> Goal: Output solely the number of lines containing the string "label".

> Records provided:

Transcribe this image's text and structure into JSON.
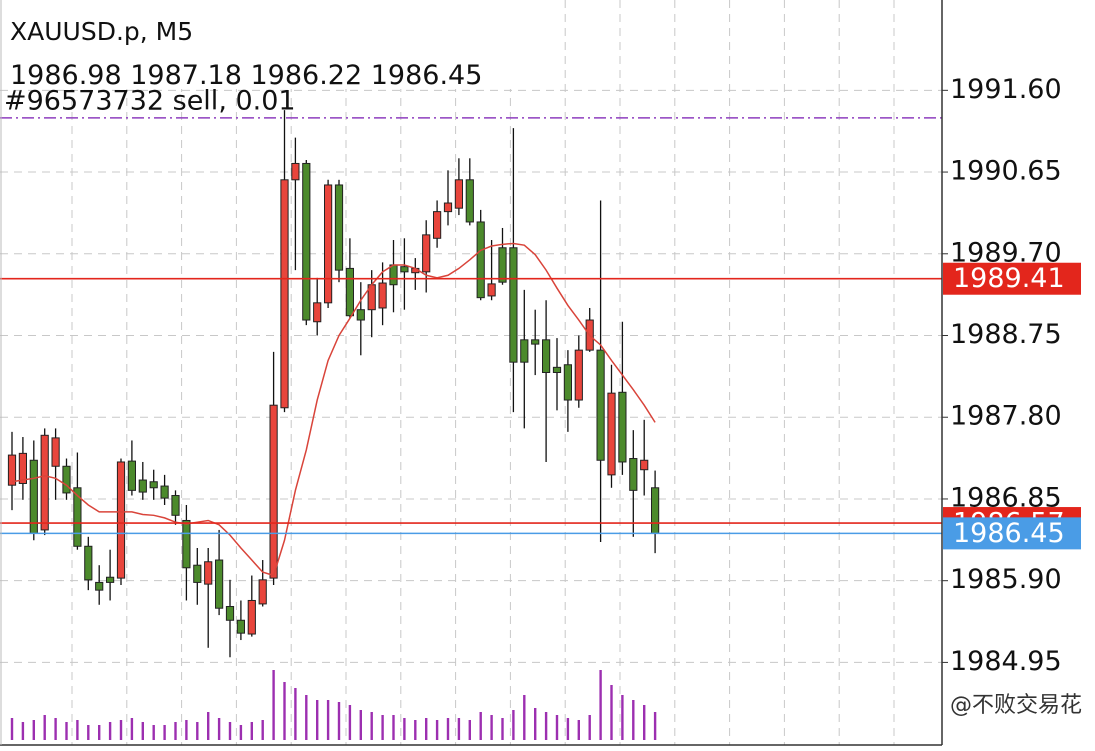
{
  "chart_data": {
    "type": "candlestick",
    "title": "XAUUSD.p, M5",
    "ylim": [
      1983.99,
      1992.65
    ],
    "yticks": [
      {
        "value": 1991.6,
        "label": "1991.60"
      },
      1990.65,
      {
        "value": 1989.7,
        "label": "1989.70"
      },
      1988.75,
      {
        "value": 1987.8,
        "label": "1987.80"
      },
      1986.85,
      {
        "value": 1985.9,
        "label": "1985.90"
      },
      1984.95
    ],
    "grid": true,
    "up_color": "#e8453c",
    "down_color": "#4c8a2c",
    "open": [
      1987.01,
      1987.03,
      1987.3,
      1986.49,
      1987.23,
      1987.23,
      1986.98,
      1986.3,
      1985.88,
      1985.94,
      1985.93,
      1987.29,
      1987.07,
      1987.05,
      1987.0,
      1986.89,
      1986.6,
      1986.08,
      1985.86,
      1986.14,
      1985.6,
      1985.44,
      1985.28,
      1985.63,
      1985.93,
      1987.91,
      1990.56,
      1990.75,
      1988.91,
      1989.13,
      1990.5,
      1989.53,
      1989.05,
      1989.05,
      1989.07,
      1989.57,
      1989.55,
      1989.48,
      1989.49,
      1989.88,
      1990.19,
      1990.23,
      1990.56,
      1990.07,
      1989.21,
      1989.77,
      1989.77,
      1988.7,
      1988.7,
      1988.7,
      1988.38,
      1988.41,
      1988.0,
      1988.58,
      1988.58,
      1987.13,
      1988.09,
      1987.32,
      1987.19,
      1986.98
    ],
    "high": [
      1987.63,
      1987.57,
      1987.53,
      1987.67,
      1987.67,
      1987.32,
      1987.39,
      1986.41,
      1986.08,
      1986.26,
      1987.32,
      1987.53,
      1987.28,
      1987.19,
      1987.13,
      1986.95,
      1986.78,
      1986.28,
      1986.28,
      1986.49,
      1985.91,
      1985.67,
      1985.96,
      1986.14,
      1988.56,
      1991.37,
      1991.05,
      1990.79,
      1989.42,
      1990.56,
      1990.56,
      1989.88,
      1989.37,
      1989.51,
      1989.6,
      1989.86,
      1989.88,
      1989.65,
      1990.09,
      1990.32,
      1990.67,
      1990.81,
      1990.81,
      1990.21,
      1989.86,
      1990.0,
      1991.16,
      1989.28,
      1989.05,
      1989.16,
      1988.72,
      1988.58,
      1988.75,
      1989.07,
      1990.32,
      1988.41,
      1988.91,
      1987.65,
      1987.77,
      1987.18
    ],
    "low": [
      1986.72,
      1986.84,
      1986.37,
      1986.43,
      1986.84,
      1986.84,
      1986.26,
      1985.79,
      1985.62,
      1985.67,
      1985.85,
      1986.89,
      1986.84,
      1986.84,
      1986.78,
      1986.55,
      1985.67,
      1985.62,
      1985.12,
      1985.5,
      1985.01,
      1985.21,
      1985.25,
      1985.6,
      1985.85,
      1987.86,
      1989.51,
      1988.87,
      1988.75,
      1989.07,
      1989.37,
      1988.95,
      1988.52,
      1988.73,
      1988.87,
      1989.02,
      1989.05,
      1989.28,
      1989.25,
      1989.77,
      1990.03,
      1990.15,
      1990.03,
      1989.16,
      1989.16,
      1989.34,
      1987.86,
      1987.67,
      1988.29,
      1987.28,
      1987.88,
      1987.63,
      1987.91,
      1988.56,
      1986.35,
      1986.98,
      1987.13,
      1986.41,
      1986.89,
      1986.22
    ],
    "close": [
      1987.36,
      1987.38,
      1986.45,
      1987.59,
      1987.56,
      1986.92,
      1986.3,
      1985.91,
      1985.79,
      1985.88,
      1987.28,
      1986.95,
      1986.93,
      1986.98,
      1986.86,
      1986.66,
      1986.05,
      1985.88,
      1986.12,
      1985.58,
      1985.44,
      1985.29,
      1985.67,
      1985.91,
      1987.94,
      1990.56,
      1990.75,
      1988.93,
      1989.13,
      1990.5,
      1989.51,
      1988.98,
      1988.93,
      1989.34,
      1989.36,
      1989.34,
      1989.49,
      1989.53,
      1989.92,
      1990.19,
      1990.29,
      1990.56,
      1990.07,
      1989.19,
      1989.35,
      1989.37,
      1988.44,
      1988.44,
      1988.65,
      1988.32,
      1988.32,
      1988.0,
      1988.58,
      1988.93,
      1987.3,
      1988.08,
      1987.28,
      1986.95,
      1987.3,
      1986.45
    ],
    "volume": [
      22,
      18,
      20,
      25,
      22,
      18,
      20,
      15,
      15,
      18,
      20,
      22,
      18,
      15,
      15,
      18,
      20,
      18,
      28,
      22,
      18,
      15,
      18,
      20,
      70,
      58,
      52,
      45,
      40,
      40,
      38,
      35,
      30,
      28,
      25,
      25,
      22,
      20,
      22,
      20,
      22,
      22,
      20,
      28,
      25,
      22,
      30,
      45,
      32,
      28,
      25,
      22,
      20,
      25,
      70,
      55,
      45,
      40,
      35,
      28
    ],
    "volume_color": "#9c2fb0",
    "ma": {
      "color": "#d9443a",
      "values": [
        1987.05,
        1987.07,
        1987.09,
        1987.12,
        1987.09,
        1987.01,
        1986.89,
        1986.78,
        1986.7,
        1986.7,
        1986.7,
        1986.7,
        1986.67,
        1986.66,
        1986.63,
        1986.58,
        1986.56,
        1986.58,
        1986.6,
        1986.55,
        1986.43,
        1986.28,
        1986.14,
        1986.0,
        1985.96,
        1986.37,
        1986.95,
        1987.42,
        1988.0,
        1988.46,
        1988.75,
        1988.95,
        1989.16,
        1989.34,
        1989.49,
        1989.57,
        1989.57,
        1989.53,
        1989.45,
        1989.42,
        1989.45,
        1989.53,
        1989.63,
        1989.74,
        1989.79,
        1989.81,
        1989.82,
        1989.8,
        1989.69,
        1989.51,
        1989.3,
        1989.1,
        1988.93,
        1988.75,
        1988.64,
        1988.46,
        1988.29,
        1988.12,
        1987.94,
        1987.74
      ]
    },
    "order_line": {
      "value": 1991.28,
      "label": "#96573732 sell, 0.01",
      "color": "#8e3fbf"
    },
    "price_lines": [
      {
        "value": 1989.41,
        "color": "#e3261c"
      },
      {
        "value": 1986.57,
        "color": "#e3261c"
      },
      {
        "value": 1986.45,
        "color": "#4a9ce6"
      }
    ],
    "watermark": "@不败交易花"
  }
}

> Complete output: 5